Dataset entries
┄┄┄┄┄┄

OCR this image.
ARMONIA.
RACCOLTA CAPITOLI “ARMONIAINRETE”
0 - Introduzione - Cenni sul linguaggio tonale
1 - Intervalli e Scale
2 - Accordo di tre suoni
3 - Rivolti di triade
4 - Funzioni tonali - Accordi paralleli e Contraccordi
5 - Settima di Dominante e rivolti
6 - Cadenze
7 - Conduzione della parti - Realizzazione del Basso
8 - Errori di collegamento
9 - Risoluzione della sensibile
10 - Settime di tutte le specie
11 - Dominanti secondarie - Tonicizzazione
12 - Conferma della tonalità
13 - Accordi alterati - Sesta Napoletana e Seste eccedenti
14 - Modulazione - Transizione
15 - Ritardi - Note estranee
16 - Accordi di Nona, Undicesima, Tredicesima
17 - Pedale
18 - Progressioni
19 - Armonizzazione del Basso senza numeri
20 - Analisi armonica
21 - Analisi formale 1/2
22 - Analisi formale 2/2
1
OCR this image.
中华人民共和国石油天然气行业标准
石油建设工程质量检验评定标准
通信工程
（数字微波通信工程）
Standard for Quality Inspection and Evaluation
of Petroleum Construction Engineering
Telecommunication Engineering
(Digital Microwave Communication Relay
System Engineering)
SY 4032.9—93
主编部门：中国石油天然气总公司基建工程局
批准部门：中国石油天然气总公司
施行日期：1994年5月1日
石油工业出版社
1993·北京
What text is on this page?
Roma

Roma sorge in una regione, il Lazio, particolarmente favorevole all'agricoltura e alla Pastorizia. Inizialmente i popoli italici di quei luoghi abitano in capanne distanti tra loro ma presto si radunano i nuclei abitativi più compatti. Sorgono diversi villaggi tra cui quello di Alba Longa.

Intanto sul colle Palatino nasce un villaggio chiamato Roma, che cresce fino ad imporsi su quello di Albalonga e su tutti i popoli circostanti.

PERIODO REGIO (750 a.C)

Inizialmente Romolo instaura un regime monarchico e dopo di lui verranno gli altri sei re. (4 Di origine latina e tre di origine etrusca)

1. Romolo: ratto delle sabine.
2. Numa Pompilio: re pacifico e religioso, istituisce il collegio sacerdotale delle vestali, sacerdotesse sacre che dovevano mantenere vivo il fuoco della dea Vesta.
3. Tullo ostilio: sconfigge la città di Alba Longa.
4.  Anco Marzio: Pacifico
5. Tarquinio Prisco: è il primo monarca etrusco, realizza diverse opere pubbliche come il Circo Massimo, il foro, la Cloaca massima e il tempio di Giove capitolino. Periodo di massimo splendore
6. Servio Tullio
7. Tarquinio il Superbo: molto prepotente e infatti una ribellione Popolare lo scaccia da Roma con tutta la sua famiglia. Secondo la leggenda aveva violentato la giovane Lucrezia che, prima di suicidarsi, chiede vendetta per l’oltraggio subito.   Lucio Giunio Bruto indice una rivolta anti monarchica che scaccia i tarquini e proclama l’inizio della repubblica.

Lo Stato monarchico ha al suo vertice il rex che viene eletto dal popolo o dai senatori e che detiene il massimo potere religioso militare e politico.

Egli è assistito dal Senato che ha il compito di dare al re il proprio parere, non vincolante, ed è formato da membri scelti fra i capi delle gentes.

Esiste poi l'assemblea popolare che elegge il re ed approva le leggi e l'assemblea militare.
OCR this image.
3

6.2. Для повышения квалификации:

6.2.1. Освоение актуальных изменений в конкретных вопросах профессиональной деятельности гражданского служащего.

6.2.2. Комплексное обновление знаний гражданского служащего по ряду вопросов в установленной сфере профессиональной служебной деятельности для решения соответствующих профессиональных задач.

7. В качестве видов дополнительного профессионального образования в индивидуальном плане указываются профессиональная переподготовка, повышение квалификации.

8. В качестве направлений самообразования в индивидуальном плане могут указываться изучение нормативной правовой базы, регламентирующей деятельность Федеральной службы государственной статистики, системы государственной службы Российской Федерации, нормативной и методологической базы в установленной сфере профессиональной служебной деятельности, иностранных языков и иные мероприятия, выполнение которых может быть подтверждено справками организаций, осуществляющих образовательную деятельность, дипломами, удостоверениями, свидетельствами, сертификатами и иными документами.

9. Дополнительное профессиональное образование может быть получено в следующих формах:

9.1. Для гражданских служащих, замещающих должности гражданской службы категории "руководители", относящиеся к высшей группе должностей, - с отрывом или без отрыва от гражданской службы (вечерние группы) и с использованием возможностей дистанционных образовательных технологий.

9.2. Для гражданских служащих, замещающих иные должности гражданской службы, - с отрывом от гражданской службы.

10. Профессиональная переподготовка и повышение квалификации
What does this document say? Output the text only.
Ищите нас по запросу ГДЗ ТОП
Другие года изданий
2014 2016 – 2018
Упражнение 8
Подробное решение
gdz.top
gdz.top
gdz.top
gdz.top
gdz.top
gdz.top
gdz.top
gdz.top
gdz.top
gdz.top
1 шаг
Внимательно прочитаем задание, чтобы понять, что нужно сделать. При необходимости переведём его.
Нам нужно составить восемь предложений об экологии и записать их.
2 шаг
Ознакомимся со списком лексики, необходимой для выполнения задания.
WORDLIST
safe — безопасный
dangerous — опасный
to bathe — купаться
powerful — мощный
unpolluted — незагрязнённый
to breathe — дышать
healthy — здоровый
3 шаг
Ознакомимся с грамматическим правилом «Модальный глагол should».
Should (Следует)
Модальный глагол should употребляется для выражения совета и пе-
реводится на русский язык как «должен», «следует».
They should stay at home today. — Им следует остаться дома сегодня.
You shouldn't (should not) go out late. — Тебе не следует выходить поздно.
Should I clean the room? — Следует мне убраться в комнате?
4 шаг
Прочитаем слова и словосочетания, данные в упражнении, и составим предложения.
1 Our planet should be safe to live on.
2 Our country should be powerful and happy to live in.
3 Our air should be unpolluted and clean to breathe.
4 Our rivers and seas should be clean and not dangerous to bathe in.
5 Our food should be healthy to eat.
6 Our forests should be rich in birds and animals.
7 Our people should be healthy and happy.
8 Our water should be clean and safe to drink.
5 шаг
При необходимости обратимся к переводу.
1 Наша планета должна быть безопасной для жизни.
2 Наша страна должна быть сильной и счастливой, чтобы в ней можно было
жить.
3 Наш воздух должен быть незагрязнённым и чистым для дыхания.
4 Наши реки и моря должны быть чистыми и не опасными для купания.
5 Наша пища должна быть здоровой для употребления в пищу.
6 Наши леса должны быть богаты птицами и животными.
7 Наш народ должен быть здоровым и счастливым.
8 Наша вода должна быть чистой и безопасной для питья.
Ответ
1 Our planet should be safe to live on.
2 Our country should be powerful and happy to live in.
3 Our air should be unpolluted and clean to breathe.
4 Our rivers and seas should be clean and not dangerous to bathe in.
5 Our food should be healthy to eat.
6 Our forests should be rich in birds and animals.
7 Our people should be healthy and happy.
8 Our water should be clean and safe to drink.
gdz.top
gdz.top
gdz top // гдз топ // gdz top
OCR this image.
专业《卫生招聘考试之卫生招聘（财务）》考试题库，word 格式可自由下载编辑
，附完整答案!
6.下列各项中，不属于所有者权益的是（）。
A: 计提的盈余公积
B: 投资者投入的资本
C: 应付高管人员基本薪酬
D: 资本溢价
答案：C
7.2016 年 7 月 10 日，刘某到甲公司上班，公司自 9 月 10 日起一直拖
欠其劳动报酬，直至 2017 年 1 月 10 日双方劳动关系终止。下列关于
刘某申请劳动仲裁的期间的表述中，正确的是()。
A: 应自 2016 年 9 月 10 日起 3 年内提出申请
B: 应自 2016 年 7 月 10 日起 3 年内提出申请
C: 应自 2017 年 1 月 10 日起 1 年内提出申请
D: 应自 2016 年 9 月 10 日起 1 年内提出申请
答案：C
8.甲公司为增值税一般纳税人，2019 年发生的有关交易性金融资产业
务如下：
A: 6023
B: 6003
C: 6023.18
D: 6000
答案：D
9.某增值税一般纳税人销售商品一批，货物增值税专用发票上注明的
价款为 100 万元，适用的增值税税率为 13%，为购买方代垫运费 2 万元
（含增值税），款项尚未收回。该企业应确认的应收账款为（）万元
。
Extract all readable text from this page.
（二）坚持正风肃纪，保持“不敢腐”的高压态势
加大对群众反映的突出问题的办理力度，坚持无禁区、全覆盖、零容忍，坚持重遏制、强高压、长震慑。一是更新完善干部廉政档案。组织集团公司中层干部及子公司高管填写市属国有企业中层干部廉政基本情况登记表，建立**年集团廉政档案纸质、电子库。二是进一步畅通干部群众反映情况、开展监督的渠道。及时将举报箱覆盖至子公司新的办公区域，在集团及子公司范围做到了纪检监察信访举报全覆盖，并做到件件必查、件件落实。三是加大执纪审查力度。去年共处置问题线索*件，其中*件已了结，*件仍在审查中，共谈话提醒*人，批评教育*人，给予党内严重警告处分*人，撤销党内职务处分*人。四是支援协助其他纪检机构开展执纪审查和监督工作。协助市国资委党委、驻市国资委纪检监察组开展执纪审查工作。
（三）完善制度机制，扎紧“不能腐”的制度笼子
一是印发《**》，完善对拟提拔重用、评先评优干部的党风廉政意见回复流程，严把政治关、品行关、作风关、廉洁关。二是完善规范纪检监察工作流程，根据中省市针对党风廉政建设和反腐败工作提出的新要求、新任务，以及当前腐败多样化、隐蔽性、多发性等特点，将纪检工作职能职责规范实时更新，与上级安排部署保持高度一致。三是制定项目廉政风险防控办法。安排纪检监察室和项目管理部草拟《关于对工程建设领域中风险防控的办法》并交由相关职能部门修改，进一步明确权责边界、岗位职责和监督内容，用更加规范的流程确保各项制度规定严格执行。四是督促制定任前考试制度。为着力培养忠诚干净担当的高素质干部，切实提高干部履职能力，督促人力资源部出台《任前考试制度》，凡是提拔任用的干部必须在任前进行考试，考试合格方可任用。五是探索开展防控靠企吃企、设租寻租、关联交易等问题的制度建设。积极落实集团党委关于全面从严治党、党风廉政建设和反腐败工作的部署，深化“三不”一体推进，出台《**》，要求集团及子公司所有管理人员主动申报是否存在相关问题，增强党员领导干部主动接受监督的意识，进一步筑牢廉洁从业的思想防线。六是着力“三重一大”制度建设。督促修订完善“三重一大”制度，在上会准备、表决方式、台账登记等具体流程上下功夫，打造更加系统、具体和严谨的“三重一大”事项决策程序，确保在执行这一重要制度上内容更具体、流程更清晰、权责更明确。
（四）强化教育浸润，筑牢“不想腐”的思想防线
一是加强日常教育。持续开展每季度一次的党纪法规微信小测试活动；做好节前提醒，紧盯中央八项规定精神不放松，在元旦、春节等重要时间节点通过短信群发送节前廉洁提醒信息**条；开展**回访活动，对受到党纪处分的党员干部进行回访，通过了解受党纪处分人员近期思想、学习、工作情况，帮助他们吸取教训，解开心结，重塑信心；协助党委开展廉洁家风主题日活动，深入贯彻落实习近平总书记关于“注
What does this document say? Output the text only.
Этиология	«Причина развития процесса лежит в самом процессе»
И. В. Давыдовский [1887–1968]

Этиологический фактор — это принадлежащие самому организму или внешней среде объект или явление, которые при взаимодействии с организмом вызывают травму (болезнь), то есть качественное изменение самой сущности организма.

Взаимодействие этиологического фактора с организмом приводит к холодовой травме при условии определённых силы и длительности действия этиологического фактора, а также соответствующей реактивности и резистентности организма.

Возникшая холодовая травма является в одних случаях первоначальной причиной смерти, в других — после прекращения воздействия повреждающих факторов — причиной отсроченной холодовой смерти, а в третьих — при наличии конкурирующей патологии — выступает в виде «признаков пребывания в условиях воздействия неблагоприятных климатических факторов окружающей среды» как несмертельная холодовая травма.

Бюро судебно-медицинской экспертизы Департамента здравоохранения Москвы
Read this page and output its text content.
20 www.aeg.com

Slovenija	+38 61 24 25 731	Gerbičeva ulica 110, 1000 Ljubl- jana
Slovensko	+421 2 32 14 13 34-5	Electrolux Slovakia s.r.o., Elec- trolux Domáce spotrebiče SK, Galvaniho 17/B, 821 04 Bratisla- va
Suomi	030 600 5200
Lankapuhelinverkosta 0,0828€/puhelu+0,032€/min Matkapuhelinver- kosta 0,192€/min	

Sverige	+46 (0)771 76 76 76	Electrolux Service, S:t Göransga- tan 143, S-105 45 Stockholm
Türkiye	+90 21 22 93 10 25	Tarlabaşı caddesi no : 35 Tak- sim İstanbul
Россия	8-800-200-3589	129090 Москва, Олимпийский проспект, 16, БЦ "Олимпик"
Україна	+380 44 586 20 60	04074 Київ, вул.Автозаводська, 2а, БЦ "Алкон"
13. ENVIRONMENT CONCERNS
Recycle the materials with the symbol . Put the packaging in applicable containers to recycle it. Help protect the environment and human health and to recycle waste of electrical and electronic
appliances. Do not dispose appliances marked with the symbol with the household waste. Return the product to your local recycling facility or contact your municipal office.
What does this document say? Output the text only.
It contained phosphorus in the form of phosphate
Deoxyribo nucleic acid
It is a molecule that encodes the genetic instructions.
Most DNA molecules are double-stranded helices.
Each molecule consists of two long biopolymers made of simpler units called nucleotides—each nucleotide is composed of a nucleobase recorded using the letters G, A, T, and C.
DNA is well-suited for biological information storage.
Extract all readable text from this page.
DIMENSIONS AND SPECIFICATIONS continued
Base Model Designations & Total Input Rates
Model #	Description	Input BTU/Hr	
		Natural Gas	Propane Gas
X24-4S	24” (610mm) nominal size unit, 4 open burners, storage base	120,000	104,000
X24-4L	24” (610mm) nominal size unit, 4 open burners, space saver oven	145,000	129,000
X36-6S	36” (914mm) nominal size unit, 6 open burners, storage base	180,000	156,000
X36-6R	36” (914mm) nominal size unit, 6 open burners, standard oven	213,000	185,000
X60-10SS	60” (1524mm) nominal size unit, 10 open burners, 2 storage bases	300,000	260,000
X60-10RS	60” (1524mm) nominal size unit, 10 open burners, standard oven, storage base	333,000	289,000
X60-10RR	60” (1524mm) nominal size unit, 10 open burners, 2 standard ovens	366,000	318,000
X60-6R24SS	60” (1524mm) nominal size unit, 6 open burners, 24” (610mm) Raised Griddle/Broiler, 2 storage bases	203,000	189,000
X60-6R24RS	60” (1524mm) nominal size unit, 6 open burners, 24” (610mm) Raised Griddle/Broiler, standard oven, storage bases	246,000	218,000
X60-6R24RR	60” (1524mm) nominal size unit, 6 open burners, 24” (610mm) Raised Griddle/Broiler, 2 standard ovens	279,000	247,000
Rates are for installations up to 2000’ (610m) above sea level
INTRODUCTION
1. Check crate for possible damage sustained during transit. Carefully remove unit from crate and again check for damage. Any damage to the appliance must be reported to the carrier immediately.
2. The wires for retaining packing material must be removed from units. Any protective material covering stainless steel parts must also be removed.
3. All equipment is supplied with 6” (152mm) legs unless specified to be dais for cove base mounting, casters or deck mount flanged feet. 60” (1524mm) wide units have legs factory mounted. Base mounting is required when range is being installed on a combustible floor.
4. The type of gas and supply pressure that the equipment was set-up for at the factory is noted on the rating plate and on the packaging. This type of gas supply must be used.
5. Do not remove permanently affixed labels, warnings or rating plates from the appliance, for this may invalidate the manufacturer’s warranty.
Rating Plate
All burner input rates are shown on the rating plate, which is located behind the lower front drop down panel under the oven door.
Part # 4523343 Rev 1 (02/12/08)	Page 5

┄┄┄┄┄┄

Aim =
Gather every line from the entries above where the word "индивидуальном" appears, and copy them.

Task answer =
7. В качестве видов дополнительного профессионального образования в индивидуальном плане указываются профессиональная переподготовка, повышение квалификации.
8. В качестве направлений самообразования в индивидуальном плане могут указываться изучение нормативной правовой базы, регламентирующей деятельность Федеральной службы государственной статистики, системы государственной службы Российской Федерации, нормативной и методологической базы в установленной сфере профессиональной служебной деятельности, иностранных языков и иные мероприятия, выполнение которых может быть подтверждено справками организаций, осуществляющих образовательную деятельность, дипломами, удостоверениями, свидетельствами, сертификатами и иными документами.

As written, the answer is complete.